EXERCISE DETAILS — For each line of the data below that holds "height", copy the line.

SUPPLIED ENTRIES —
****************

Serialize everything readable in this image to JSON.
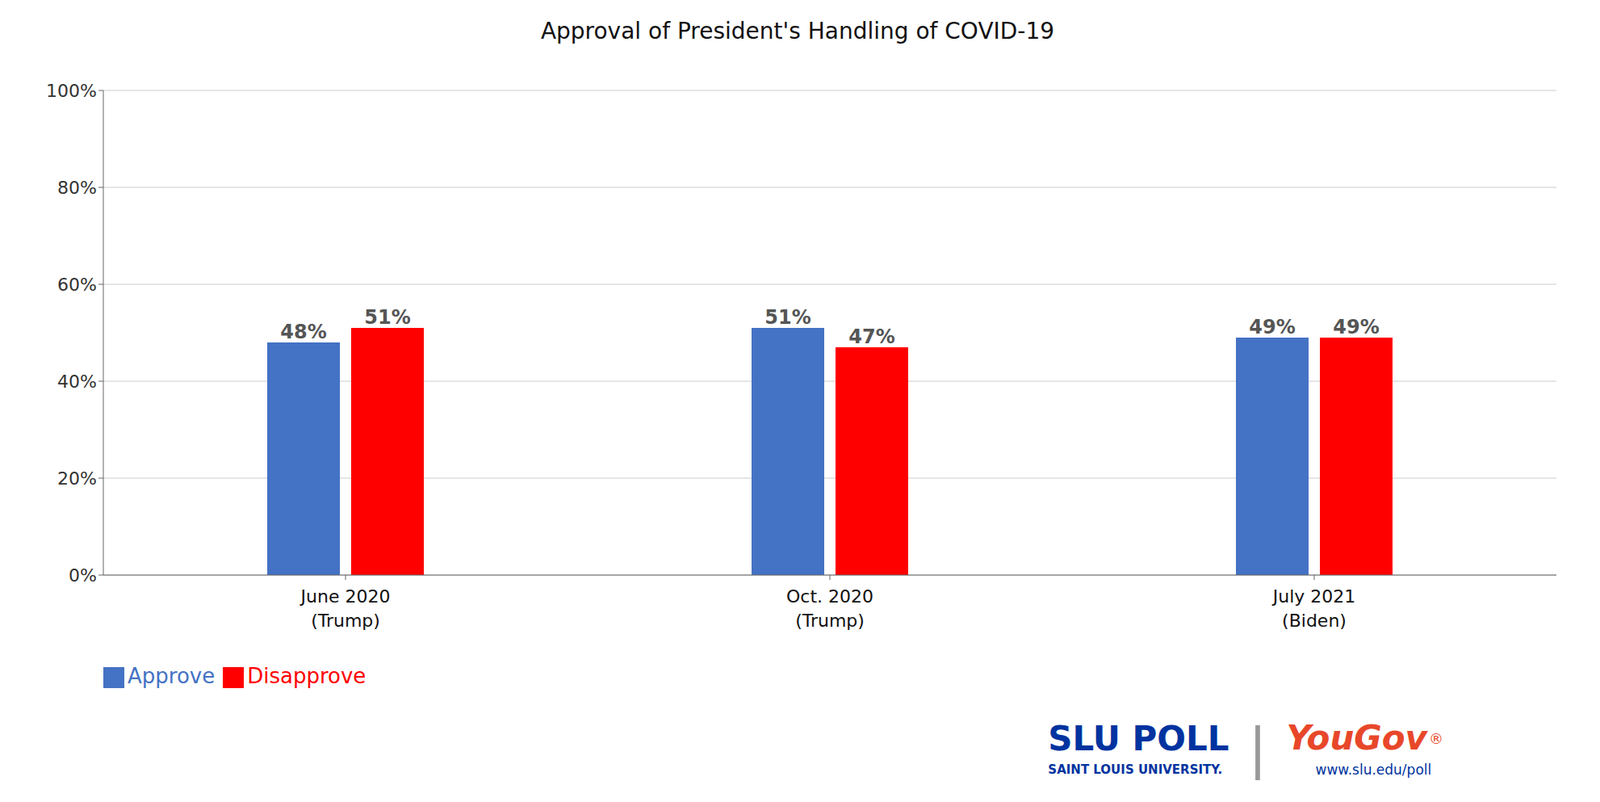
{
  "chart_data": {
    "type": "bar",
    "title": "Approval of President's Handling of COVID-19",
    "categories": [
      "June 2020\n(Trump)",
      "Oct. 2020\n(Trump)",
      "July 2021\n(Biden)"
    ],
    "series": [
      {
        "name": "Approve",
        "color": "#4472C4",
        "values": [
          48,
          51,
          49
        ],
        "value_labels": [
          "48%",
          "51%",
          "49%"
        ]
      },
      {
        "name": "Disapprove",
        "color": "#FF0000",
        "values": [
          51,
          47,
          49
        ],
        "value_labels": [
          "51%",
          "47%",
          "49%"
        ]
      }
    ],
    "ylim": [
      0,
      100
    ],
    "yticks": [
      {
        "value": 0,
        "label": "0%"
      },
      {
        "value": 20,
        "label": "20%"
      },
      {
        "value": 40,
        "label": "40%"
      },
      {
        "value": 60,
        "label": "60%"
      },
      {
        "value": 80,
        "label": "80%"
      },
      {
        "value": 100,
        "label": "100%"
      }
    ],
    "grid": true,
    "legend": "lower left",
    "data_labels": true,
    "annotations": [
      {
        "text": "SLU POLL",
        "color": "#0033A0"
      },
      {
        "text": "SAINT LOUIS UNIVERSITY.",
        "color": "#0033A0"
      },
      {
        "text": "|",
        "color": "#999999"
      },
      {
        "text": "YouGov",
        "color": "#E8472A"
      },
      {
        "text": "®",
        "color": "#E8472A"
      },
      {
        "text": "www.slu.edu/poll",
        "color": "#0033A0"
      }
    ]
  }
}
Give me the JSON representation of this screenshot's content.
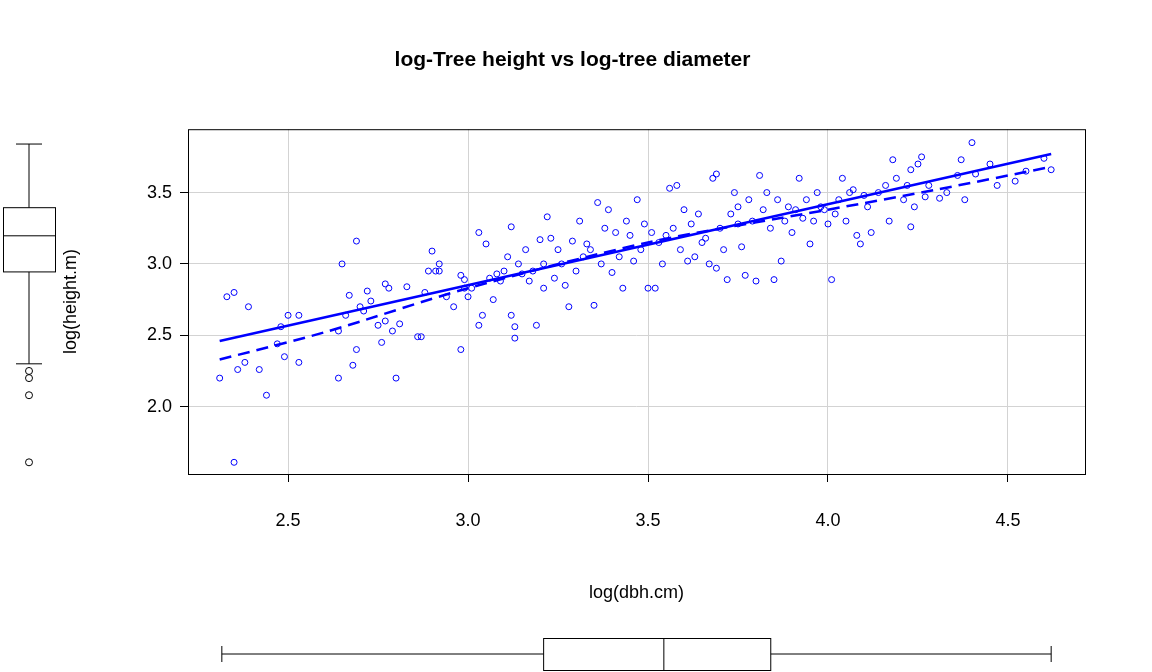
{
  "chart_data": {
    "type": "scatter",
    "title": "log-Tree height vs log-tree diameter",
    "x_label": "log(dbh.cm)",
    "y_label": "log(height.m)",
    "xlim": [
      2.222,
      4.714
    ],
    "ylim": [
      1.528,
      3.944
    ],
    "xticks": [
      2.5,
      {
        "value": 3,
        "label": "3.0"
      },
      3.5,
      {
        "value": 4,
        "label": "4.0"
      },
      4.5
    ],
    "yticks": [
      {
        "value": 2,
        "label": "2.0"
      },
      2.5,
      {
        "value": 3,
        "label": "3.0"
      },
      3.5
    ],
    "grid": true,
    "series": [
      {
        "type": "scatter",
        "marker": "circle",
        "color": "#0000ff",
        "x": [
          2.31,
          2.33,
          2.35,
          2.35,
          2.36,
          2.38,
          2.39,
          2.42,
          2.44,
          2.47,
          2.48,
          2.49,
          2.5,
          2.53,
          2.53,
          2.64,
          2.64,
          2.65,
          2.66,
          2.67,
          2.68,
          2.69,
          2.69,
          2.7,
          2.71,
          2.72,
          2.73,
          2.75,
          2.76,
          2.77,
          2.77,
          2.78,
          2.79,
          2.8,
          2.81,
          2.83,
          2.86,
          2.87,
          2.88,
          2.89,
          2.9,
          2.91,
          2.92,
          2.92,
          2.94,
          2.96,
          2.98,
          2.98,
          2.99,
          2.99,
          3.0,
          3.01,
          3.03,
          3.03,
          3.04,
          3.05,
          3.06,
          3.07,
          3.08,
          3.09,
          3.1,
          3.11,
          3.12,
          3.12,
          3.13,
          3.13,
          3.14,
          3.15,
          3.16,
          3.17,
          3.18,
          3.19,
          3.2,
          3.21,
          3.21,
          3.22,
          3.23,
          3.24,
          3.25,
          3.26,
          3.27,
          3.28,
          3.29,
          3.3,
          3.31,
          3.32,
          3.33,
          3.34,
          3.35,
          3.36,
          3.37,
          3.38,
          3.39,
          3.4,
          3.41,
          3.42,
          3.43,
          3.44,
          3.45,
          3.46,
          3.47,
          3.48,
          3.49,
          3.5,
          3.51,
          3.52,
          3.53,
          3.54,
          3.55,
          3.56,
          3.57,
          3.58,
          3.59,
          3.6,
          3.61,
          3.62,
          3.63,
          3.64,
          3.65,
          3.66,
          3.67,
          3.68,
          3.69,
          3.69,
          3.7,
          3.71,
          3.72,
          3.73,
          3.74,
          3.75,
          3.75,
          3.76,
          3.77,
          3.78,
          3.79,
          3.8,
          3.81,
          3.82,
          3.83,
          3.84,
          3.85,
          3.86,
          3.87,
          3.88,
          3.89,
          3.9,
          3.91,
          3.92,
          3.93,
          3.94,
          3.95,
          3.96,
          3.97,
          3.98,
          3.99,
          4.0,
          4.01,
          4.02,
          4.03,
          4.04,
          4.05,
          4.06,
          4.07,
          4.08,
          4.09,
          4.1,
          4.11,
          4.12,
          4.14,
          4.16,
          4.17,
          4.18,
          4.19,
          4.21,
          4.22,
          4.23,
          4.23,
          4.24,
          4.25,
          4.26,
          4.27,
          4.28,
          4.31,
          4.33,
          4.36,
          4.37,
          4.38,
          4.4,
          4.41,
          4.45,
          4.47,
          4.52,
          4.55,
          4.6,
          4.62
        ],
        "values": [
          2.2,
          2.77,
          2.8,
          1.61,
          2.26,
          2.31,
          2.7,
          2.26,
          2.08,
          2.44,
          2.56,
          2.35,
          2.64,
          2.31,
          2.64,
          2.2,
          2.53,
          3.0,
          2.64,
          2.78,
          2.29,
          2.4,
          3.16,
          2.7,
          2.67,
          2.81,
          2.74,
          2.57,
          2.45,
          2.86,
          2.6,
          2.83,
          2.53,
          2.2,
          2.58,
          2.84,
          2.49,
          2.49,
          2.8,
          2.95,
          3.09,
          2.95,
          3.0,
          2.95,
          2.77,
          2.7,
          2.92,
          2.4,
          2.89,
          2.83,
          2.77,
          2.83,
          2.57,
          3.22,
          2.64,
          3.14,
          2.9,
          2.75,
          2.93,
          2.88,
          2.95,
          3.05,
          2.64,
          3.26,
          2.48,
          2.56,
          3.0,
          2.93,
          3.1,
          2.88,
          2.95,
          2.57,
          3.17,
          3.0,
          2.83,
          3.33,
          3.18,
          2.9,
          3.1,
          3.0,
          2.85,
          2.7,
          3.16,
          2.95,
          3.3,
          3.05,
          3.14,
          3.1,
          2.71,
          3.43,
          3.0,
          3.25,
          3.38,
          2.94,
          3.22,
          3.05,
          2.83,
          3.3,
          3.2,
          3.02,
          3.45,
          3.1,
          3.28,
          2.83,
          3.22,
          2.83,
          3.15,
          3.0,
          3.2,
          3.53,
          3.25,
          3.55,
          3.1,
          3.38,
          3.02,
          3.28,
          3.05,
          3.35,
          3.15,
          3.18,
          3.0,
          3.6,
          2.97,
          3.63,
          3.25,
          3.1,
          2.89,
          3.35,
          3.5,
          3.4,
          3.28,
          3.12,
          2.92,
          3.45,
          3.3,
          2.88,
          3.62,
          3.38,
          3.5,
          3.25,
          2.89,
          3.45,
          3.02,
          3.3,
          3.4,
          3.22,
          3.38,
          3.6,
          3.32,
          3.45,
          3.14,
          3.3,
          3.5,
          3.4,
          3.38,
          3.28,
          2.89,
          3.35,
          3.45,
          3.6,
          3.3,
          3.5,
          3.52,
          3.2,
          3.14,
          3.48,
          3.4,
          3.22,
          3.5,
          3.55,
          3.3,
          3.73,
          3.6,
          3.45,
          3.55,
          3.26,
          3.66,
          3.4,
          3.7,
          3.75,
          3.47,
          3.55,
          3.46,
          3.5,
          3.62,
          3.73,
          3.45,
          3.85,
          3.63,
          3.7,
          3.55,
          3.58,
          3.65,
          3.74,
          3.66
        ]
      },
      {
        "type": "line",
        "line_style": "solid",
        "color": "#0000ff",
        "x": [
          2.31,
          4.62
        ],
        "values": [
          2.46,
          3.77
        ]
      },
      {
        "type": "line",
        "line_style": "dashed",
        "color": "#0000ff",
        "x": [
          2.31,
          2.6,
          3.0,
          3.5,
          4.0,
          4.3,
          4.62
        ],
        "values": [
          2.33,
          2.52,
          2.83,
          3.15,
          3.38,
          3.52,
          3.68
        ]
      }
    ],
    "x_box": {
      "min": 2.316,
      "q1": 3.21,
      "median": 3.544,
      "q3": 3.841,
      "max": 4.62,
      "outliers": []
    },
    "y_box": {
      "min": 2.3,
      "q1": 2.944,
      "median": 3.197,
      "q3": 3.394,
      "max": 3.84,
      "outliers": [
        2.25,
        2.2,
        2.08,
        1.61
      ]
    }
  }
}
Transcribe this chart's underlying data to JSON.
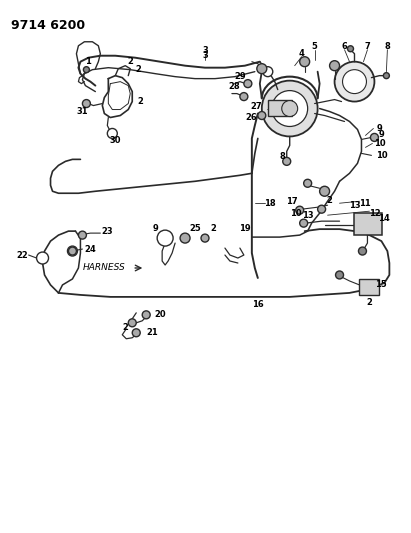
{
  "title": "9714 6200",
  "bg_color": "#ffffff",
  "line_color": "#2a2a2a",
  "text_color": "#000000",
  "figsize": [
    4.11,
    5.33
  ],
  "dpi": 100,
  "title_fontsize": 9,
  "label_fontsize": 6.0
}
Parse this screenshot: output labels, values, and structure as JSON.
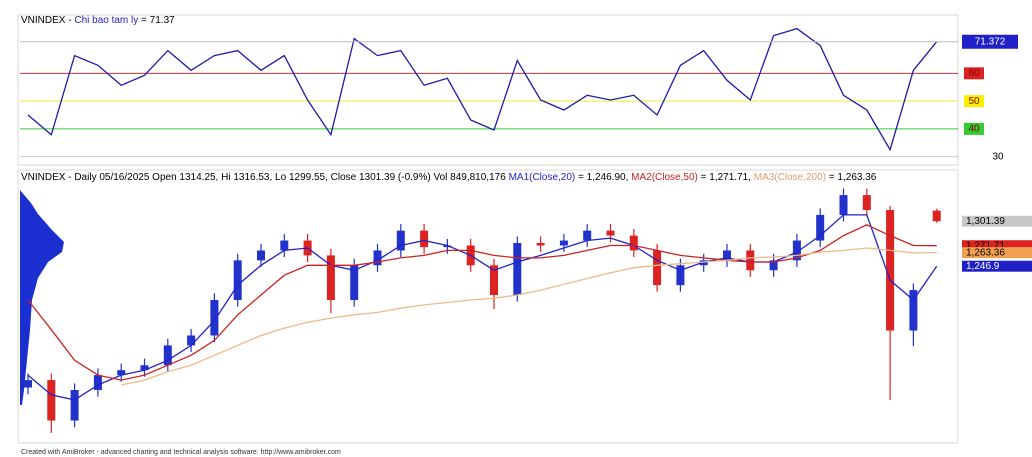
{
  "chart_data": [
    {
      "type": "line",
      "title_parts": [
        {
          "text": "VNINDEX - ",
          "color": "#000000"
        },
        {
          "text": "Chi bao tam ly",
          "color": "#2222bb"
        },
        {
          "text": " = 71.37",
          "color": "#000000"
        }
      ],
      "series": [
        {
          "name": "Chi bao tam ly",
          "color": "#1c1ca8",
          "values": [
            45.0,
            37.9,
            66.4,
            62.9,
            55.7,
            59.3,
            68.2,
            61.1,
            66.4,
            68.2,
            61.1,
            66.4,
            50.4,
            37.9,
            72.5,
            66.4,
            68.2,
            55.7,
            58.2,
            43.2,
            39.6,
            64.6,
            50.4,
            46.8,
            52.1,
            50.4,
            52.1,
            45.0,
            62.9,
            68.2,
            57.5,
            50.4,
            73.6,
            76.1,
            70.0,
            52.1,
            46.8,
            32.5,
            61.1,
            71.372
          ]
        }
      ],
      "last_tag": 71.372,
      "last_tag_color": "#2020c8",
      "ylim": [
        27,
        81
      ],
      "yticks": [
        30,
        40,
        50,
        60
      ],
      "tick_line_colors": [
        "#cccccc",
        "#33cc33",
        "#eeee33",
        "#cc3333"
      ],
      "tick_box_colors": [
        "none",
        "#33cc33",
        "#ffee00",
        "#dd2222"
      ]
    },
    {
      "type": "candlestick",
      "title_parts": [
        {
          "text": "VNINDEX - Daily 05/16/2025 Open 1314.25, Hi 1316.53, Lo 1299.55, Close 1301.39 (-0.9%) Vol 849,810,176 ",
          "color": "#000000"
        },
        {
          "text": "MA1(Close,20)",
          "color": "#2222cc"
        },
        {
          "text": " = 1,246.90, ",
          "color": "#000000"
        },
        {
          "text": "MA2(Close,50)",
          "color": "#cc2222"
        },
        {
          "text": " = 1,271.71, ",
          "color": "#000000"
        },
        {
          "text": "MA3(Close,200)",
          "color": "#e0a070"
        },
        {
          "text": " = 1,263.36",
          "color": "#000000"
        }
      ],
      "up_color": "#2233cc",
      "down_color": "#dd2222",
      "open": [
        1100,
        1109,
        1060,
        1097,
        1115,
        1121,
        1127,
        1151,
        1163,
        1206,
        1254,
        1266,
        1278,
        1260,
        1206,
        1248,
        1266,
        1290,
        1270,
        1272,
        1248,
        1212,
        1275,
        1272,
        1278,
        1290,
        1284,
        1266,
        1224,
        1248,
        1254,
        1266,
        1242,
        1254,
        1278,
        1309,
        1333,
        1315,
        1169,
        1314.25
      ],
      "high": [
        1117,
        1117,
        1105,
        1123,
        1129,
        1135,
        1159,
        1171,
        1214,
        1262,
        1274,
        1286,
        1286,
        1268,
        1256,
        1274,
        1298,
        1298,
        1280,
        1280,
        1256,
        1283,
        1283,
        1286,
        1298,
        1298,
        1292,
        1274,
        1256,
        1262,
        1274,
        1274,
        1262,
        1286,
        1317,
        1341,
        1341,
        1320,
        1226,
        1316.53
      ],
      "low": [
        1092,
        1045,
        1052,
        1089,
        1107,
        1113,
        1119,
        1143,
        1155,
        1198,
        1246,
        1258,
        1252,
        1190,
        1198,
        1240,
        1258,
        1262,
        1262,
        1240,
        1195,
        1204,
        1264,
        1264,
        1270,
        1276,
        1258,
        1216,
        1216,
        1240,
        1246,
        1234,
        1234,
        1246,
        1270,
        1301,
        1307,
        1085,
        1150,
        1299.55
      ],
      "close": [
        1109,
        1060,
        1097,
        1115,
        1121,
        1127,
        1151,
        1163,
        1206,
        1254,
        1266,
        1278,
        1260,
        1206,
        1248,
        1266,
        1290,
        1270,
        1272,
        1248,
        1212,
        1275,
        1272,
        1278,
        1290,
        1284,
        1266,
        1224,
        1248,
        1254,
        1266,
        1242,
        1254,
        1278,
        1309,
        1333,
        1315,
        1169,
        1218,
        1301.39
      ],
      "series": [
        {
          "name": "MA1(Close,20)",
          "color": "#2222cc",
          "values": [
            1115,
            1091,
            1085,
            1103,
            1115,
            1121,
            1133,
            1151,
            1181,
            1224,
            1248,
            1266,
            1269,
            1248,
            1242,
            1254,
            1272,
            1278,
            1272,
            1260,
            1242,
            1252,
            1260,
            1269,
            1278,
            1281,
            1272,
            1254,
            1242,
            1252,
            1257,
            1252,
            1252,
            1264,
            1284,
            1309,
            1309,
            1230,
            1206,
            1246.9
          ]
        },
        {
          "name": "MA2(Close,50)",
          "color": "#cc2222",
          "values": [
            1206,
            1170,
            1133,
            1115,
            1109,
            1115,
            1127,
            1139,
            1157,
            1188,
            1212,
            1236,
            1248,
            1248,
            1248,
            1252,
            1257,
            1260,
            1266,
            1266,
            1260,
            1257,
            1257,
            1260,
            1266,
            1272,
            1272,
            1266,
            1260,
            1257,
            1254,
            1252,
            1252,
            1257,
            1266,
            1284,
            1297,
            1284,
            1272,
            1271.71
          ]
        },
        {
          "name": "MA3(Close,200)",
          "color": "#f0b888",
          "values": [
            null,
            null,
            null,
            null,
            1103,
            1109,
            1119,
            1127,
            1139,
            1151,
            1163,
            1172,
            1179,
            1184,
            1188,
            1191,
            1196,
            1200,
            1203,
            1206,
            1208,
            1212,
            1218,
            1225,
            1232,
            1239,
            1245,
            1248,
            1250,
            1252,
            1254,
            1257,
            1258,
            1260,
            1264,
            1266,
            1269,
            1266,
            1263,
            1263.36
          ]
        }
      ],
      "price_tags": [
        {
          "value": 1301.39,
          "label": "1,301.39",
          "color": "#c8c8c8",
          "text_color": "#000000"
        },
        {
          "value": 1271.71,
          "label": "1,271.71",
          "color": "#dd2222",
          "text_color": "#000000"
        },
        {
          "value": 1263.36,
          "label": "1,263.36",
          "color": "#f0a050",
          "text_color": "#000000"
        },
        {
          "value": 1246.9,
          "label": "1,246.9",
          "color": "#2020c8",
          "text_color": "#ffffff"
        }
      ],
      "ylim": [
        1034,
        1361
      ]
    }
  ],
  "footer": "Created with AmiBroker - advanced charting and technical analysis software. http://www.amibroker.com"
}
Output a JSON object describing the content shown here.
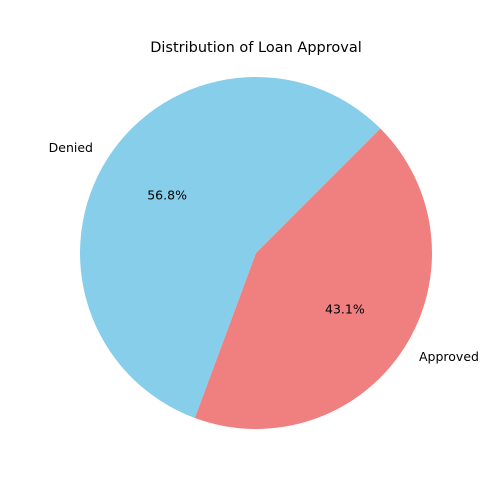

****************

FINAL RESULT —
    "title": "log-Tree height vs log-tree diameter",
    "y_label": "log(height.m)",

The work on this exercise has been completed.